━━━ RECORDS FOR THE EXERCISE

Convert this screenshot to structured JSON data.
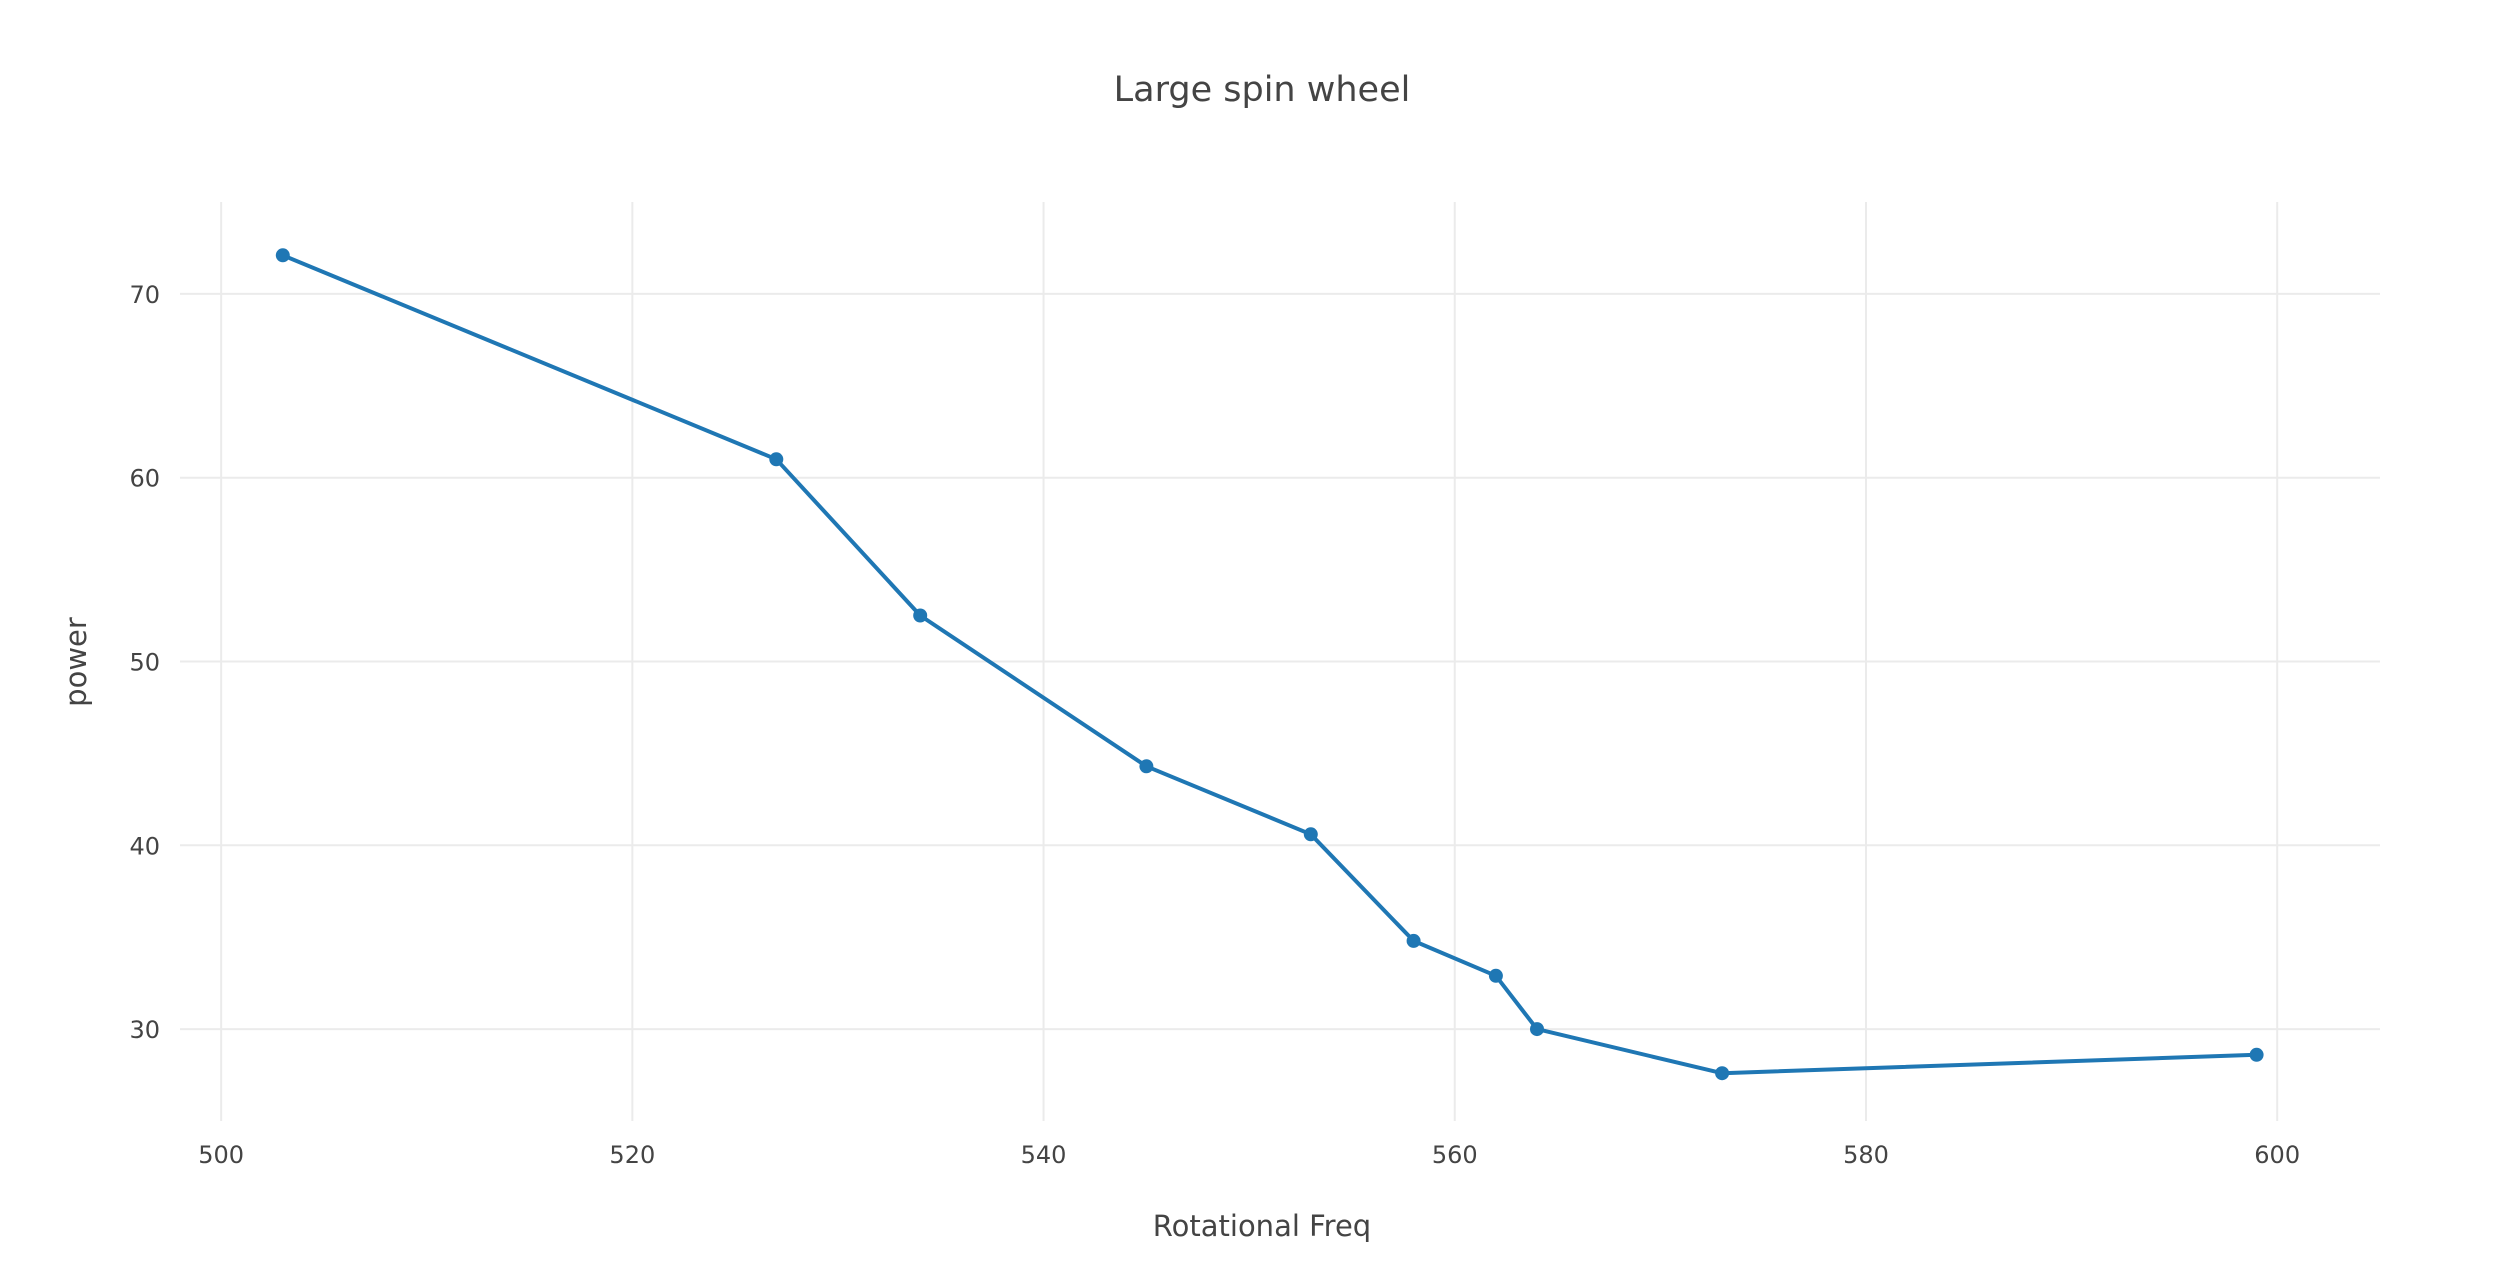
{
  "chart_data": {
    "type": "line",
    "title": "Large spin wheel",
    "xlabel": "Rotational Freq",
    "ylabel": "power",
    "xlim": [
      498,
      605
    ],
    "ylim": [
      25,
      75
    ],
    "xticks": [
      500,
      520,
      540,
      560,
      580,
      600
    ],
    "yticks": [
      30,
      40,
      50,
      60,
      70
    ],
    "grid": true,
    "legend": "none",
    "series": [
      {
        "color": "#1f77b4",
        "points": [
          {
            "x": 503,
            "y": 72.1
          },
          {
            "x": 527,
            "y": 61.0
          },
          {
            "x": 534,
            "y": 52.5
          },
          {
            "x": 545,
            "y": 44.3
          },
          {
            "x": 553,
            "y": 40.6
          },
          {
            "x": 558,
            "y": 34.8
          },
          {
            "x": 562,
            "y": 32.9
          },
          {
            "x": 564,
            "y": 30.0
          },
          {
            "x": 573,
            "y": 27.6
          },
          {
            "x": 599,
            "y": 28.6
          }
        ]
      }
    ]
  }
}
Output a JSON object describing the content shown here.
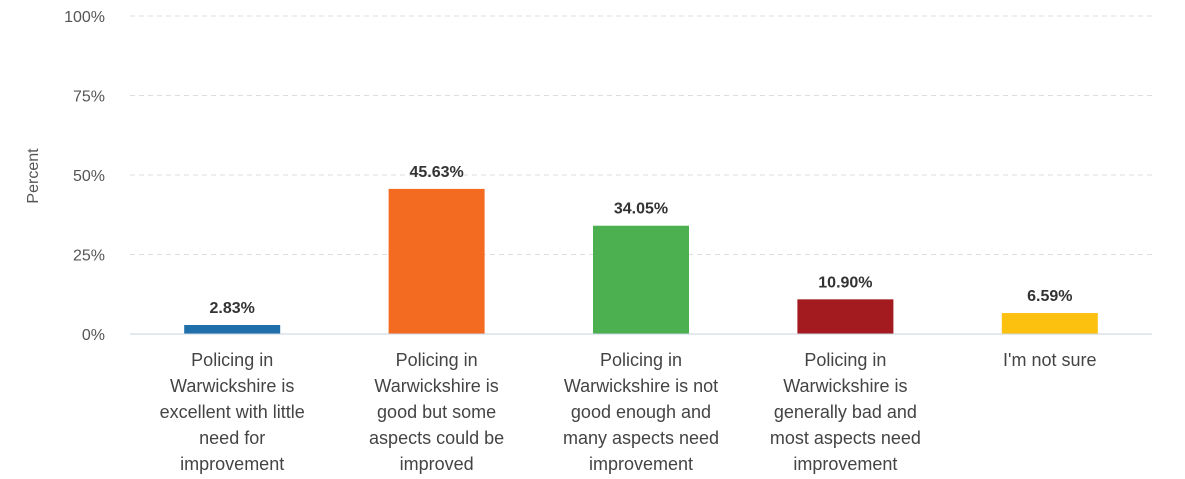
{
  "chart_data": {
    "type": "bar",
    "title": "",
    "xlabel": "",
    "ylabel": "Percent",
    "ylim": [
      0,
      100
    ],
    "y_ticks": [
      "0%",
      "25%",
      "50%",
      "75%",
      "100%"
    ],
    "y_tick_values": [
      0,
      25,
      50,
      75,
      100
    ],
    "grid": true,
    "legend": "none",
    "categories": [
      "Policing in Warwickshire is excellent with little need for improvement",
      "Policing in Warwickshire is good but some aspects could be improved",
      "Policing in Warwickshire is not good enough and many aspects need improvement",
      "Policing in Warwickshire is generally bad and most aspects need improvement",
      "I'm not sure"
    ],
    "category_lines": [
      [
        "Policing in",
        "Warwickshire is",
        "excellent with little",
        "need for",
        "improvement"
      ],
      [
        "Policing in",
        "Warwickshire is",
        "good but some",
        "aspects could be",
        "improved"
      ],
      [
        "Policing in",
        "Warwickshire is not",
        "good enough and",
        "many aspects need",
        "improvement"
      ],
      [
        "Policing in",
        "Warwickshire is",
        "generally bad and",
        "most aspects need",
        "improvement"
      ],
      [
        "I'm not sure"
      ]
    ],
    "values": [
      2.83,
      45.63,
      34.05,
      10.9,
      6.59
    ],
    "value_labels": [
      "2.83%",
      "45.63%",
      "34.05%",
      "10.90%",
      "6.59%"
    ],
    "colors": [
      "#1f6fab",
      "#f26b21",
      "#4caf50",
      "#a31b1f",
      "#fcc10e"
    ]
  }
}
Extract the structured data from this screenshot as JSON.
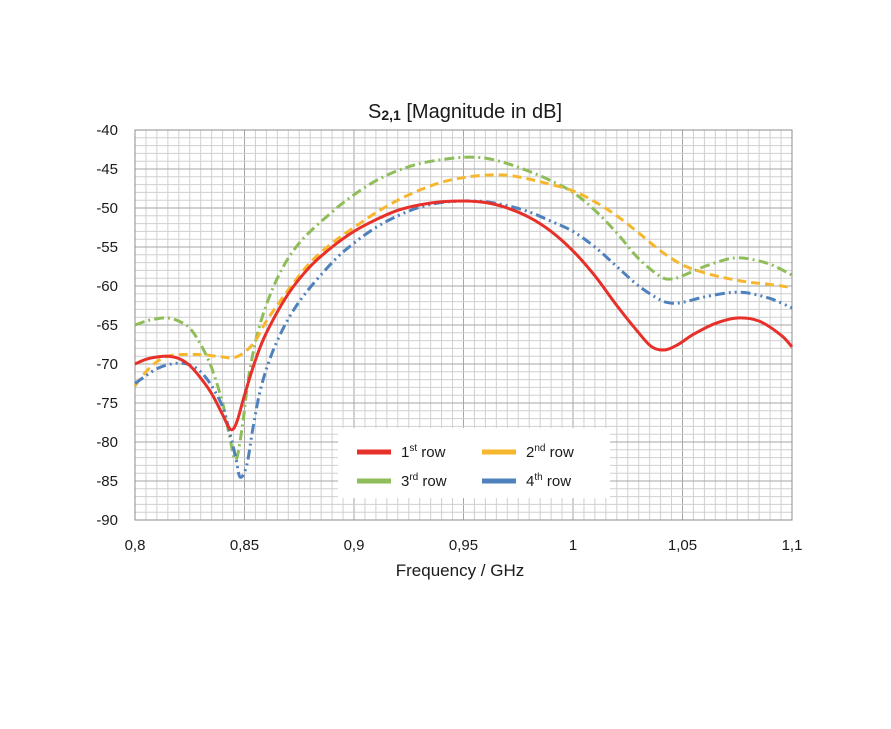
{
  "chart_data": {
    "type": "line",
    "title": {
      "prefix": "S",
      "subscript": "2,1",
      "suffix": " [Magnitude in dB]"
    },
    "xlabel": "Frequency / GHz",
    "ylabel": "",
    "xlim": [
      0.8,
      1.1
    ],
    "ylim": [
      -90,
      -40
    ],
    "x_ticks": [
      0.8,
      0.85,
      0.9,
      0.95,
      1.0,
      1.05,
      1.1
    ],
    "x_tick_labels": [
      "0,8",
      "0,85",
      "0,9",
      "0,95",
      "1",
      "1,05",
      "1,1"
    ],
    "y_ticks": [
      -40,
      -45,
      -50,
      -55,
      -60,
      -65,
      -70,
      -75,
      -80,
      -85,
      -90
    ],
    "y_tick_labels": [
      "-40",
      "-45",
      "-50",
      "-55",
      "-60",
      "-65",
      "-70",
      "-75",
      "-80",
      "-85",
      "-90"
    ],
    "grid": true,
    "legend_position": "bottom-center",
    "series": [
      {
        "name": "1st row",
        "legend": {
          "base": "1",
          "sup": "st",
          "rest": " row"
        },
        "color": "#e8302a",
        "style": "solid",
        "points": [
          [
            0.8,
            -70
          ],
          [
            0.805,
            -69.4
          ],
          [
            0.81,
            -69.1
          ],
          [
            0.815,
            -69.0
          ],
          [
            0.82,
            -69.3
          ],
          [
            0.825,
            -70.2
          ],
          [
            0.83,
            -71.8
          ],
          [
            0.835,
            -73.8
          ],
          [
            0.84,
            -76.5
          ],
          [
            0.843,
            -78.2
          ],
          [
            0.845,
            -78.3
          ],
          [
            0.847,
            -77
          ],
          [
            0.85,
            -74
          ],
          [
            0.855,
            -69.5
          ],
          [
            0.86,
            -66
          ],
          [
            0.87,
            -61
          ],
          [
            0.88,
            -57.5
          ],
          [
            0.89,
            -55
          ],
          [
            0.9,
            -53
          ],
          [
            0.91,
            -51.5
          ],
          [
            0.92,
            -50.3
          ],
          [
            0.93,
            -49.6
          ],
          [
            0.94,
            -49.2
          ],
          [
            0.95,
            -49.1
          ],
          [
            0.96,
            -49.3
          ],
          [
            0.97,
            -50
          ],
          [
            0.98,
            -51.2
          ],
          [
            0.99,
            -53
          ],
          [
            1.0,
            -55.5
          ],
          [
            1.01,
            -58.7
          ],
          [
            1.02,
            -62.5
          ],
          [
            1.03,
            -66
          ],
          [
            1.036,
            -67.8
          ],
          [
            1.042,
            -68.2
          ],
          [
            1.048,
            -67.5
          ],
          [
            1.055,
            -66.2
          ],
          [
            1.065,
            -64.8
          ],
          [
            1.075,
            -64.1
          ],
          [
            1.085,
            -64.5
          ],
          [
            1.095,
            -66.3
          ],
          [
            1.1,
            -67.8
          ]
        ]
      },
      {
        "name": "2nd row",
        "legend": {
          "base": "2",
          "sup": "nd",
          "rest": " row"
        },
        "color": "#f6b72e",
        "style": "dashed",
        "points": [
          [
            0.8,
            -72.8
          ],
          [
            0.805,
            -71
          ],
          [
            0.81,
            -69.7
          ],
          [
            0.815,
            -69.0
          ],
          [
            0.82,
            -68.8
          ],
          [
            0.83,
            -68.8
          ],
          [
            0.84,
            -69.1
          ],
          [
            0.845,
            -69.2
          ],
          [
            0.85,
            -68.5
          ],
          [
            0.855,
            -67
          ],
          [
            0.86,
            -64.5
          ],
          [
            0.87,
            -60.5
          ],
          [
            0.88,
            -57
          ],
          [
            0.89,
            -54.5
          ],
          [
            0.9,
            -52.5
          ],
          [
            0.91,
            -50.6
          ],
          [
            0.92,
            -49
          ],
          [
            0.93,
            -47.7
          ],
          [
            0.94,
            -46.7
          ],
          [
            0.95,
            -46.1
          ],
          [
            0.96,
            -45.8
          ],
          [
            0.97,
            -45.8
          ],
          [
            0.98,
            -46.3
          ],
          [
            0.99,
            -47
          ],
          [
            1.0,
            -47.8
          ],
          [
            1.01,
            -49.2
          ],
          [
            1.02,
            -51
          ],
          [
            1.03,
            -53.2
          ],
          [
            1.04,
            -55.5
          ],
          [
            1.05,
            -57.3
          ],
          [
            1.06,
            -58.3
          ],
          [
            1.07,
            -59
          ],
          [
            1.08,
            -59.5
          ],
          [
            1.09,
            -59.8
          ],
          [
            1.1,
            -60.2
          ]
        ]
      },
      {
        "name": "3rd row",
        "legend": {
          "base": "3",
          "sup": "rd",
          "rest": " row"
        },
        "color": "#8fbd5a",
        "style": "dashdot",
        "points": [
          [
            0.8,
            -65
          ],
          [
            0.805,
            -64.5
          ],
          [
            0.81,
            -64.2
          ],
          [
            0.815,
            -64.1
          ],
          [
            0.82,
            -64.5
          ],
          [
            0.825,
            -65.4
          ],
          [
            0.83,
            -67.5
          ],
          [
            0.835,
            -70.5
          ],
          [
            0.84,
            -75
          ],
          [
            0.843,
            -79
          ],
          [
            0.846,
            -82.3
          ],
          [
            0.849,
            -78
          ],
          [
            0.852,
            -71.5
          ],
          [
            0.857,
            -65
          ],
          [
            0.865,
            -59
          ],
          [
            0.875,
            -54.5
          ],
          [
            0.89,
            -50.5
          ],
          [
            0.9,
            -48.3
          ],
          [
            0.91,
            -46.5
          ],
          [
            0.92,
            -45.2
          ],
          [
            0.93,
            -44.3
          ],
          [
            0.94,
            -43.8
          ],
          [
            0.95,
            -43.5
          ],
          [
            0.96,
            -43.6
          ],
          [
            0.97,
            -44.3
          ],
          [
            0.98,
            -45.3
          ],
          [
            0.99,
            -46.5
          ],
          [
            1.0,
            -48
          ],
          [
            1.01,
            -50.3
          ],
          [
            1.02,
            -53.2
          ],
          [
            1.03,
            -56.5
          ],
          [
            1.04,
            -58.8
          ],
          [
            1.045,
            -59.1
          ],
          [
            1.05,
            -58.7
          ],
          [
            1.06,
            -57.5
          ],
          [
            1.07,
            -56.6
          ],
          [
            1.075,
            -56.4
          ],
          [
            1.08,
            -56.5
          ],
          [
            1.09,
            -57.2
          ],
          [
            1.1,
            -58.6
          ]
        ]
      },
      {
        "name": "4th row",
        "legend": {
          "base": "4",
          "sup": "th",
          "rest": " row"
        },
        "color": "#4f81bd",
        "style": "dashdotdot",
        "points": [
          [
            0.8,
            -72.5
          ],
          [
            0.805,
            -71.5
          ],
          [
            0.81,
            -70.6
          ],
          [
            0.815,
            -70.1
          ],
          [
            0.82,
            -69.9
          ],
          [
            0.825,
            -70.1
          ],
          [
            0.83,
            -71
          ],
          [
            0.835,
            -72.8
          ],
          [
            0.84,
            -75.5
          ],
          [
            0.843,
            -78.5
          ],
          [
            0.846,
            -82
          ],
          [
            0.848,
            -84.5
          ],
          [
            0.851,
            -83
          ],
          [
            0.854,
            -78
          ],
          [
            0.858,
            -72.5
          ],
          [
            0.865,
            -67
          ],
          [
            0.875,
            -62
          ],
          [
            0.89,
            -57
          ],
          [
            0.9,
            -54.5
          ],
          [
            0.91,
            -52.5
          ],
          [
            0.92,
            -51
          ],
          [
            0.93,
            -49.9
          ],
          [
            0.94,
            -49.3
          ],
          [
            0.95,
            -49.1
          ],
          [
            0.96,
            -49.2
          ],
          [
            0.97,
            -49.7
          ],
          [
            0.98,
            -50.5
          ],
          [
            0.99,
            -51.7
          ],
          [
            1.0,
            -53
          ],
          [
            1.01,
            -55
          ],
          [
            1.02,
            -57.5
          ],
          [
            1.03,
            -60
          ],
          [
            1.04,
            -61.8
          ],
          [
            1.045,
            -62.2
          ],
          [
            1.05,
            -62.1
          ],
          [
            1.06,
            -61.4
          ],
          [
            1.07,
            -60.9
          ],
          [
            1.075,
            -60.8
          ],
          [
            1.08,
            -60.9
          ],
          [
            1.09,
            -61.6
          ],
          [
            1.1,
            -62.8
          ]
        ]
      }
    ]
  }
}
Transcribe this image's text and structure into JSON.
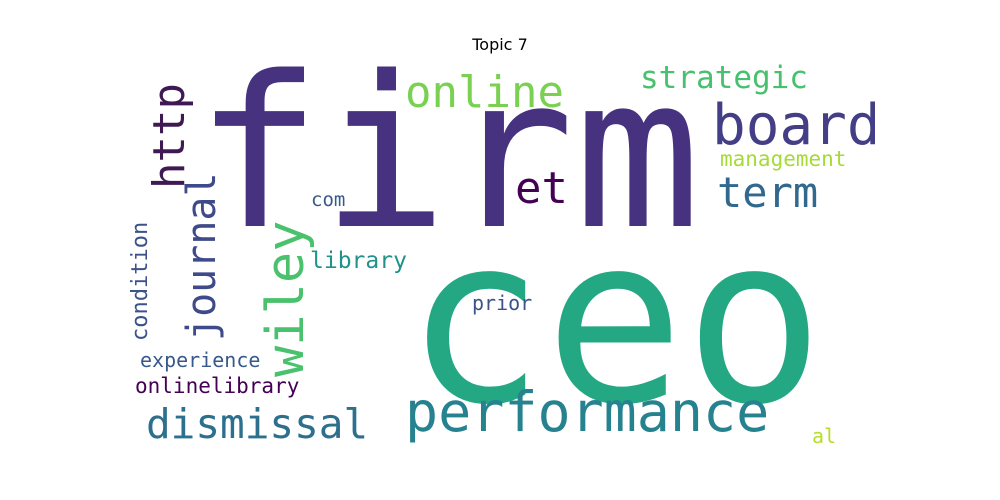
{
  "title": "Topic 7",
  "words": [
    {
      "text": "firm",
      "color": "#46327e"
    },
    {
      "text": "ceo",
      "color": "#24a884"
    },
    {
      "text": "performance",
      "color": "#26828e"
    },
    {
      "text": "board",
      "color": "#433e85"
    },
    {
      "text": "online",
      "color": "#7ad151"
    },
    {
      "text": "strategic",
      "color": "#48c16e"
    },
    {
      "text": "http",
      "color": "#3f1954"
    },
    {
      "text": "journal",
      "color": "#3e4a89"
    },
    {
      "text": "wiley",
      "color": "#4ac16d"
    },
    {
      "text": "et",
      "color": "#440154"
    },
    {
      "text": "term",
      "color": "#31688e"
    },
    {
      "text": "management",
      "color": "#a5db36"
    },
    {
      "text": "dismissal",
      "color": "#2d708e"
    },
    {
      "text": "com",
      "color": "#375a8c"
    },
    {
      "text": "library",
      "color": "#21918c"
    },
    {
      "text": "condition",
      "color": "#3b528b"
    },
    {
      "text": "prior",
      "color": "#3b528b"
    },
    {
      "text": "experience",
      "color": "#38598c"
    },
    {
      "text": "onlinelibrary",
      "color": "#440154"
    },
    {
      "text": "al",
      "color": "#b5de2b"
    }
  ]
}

━━━━━━

Gather each line of the listing that holds the string "improved".

### ANSWER TO THIS EXERCISE
      "Policing in Warwickshire is good but some aspects could be improved",
        "improved"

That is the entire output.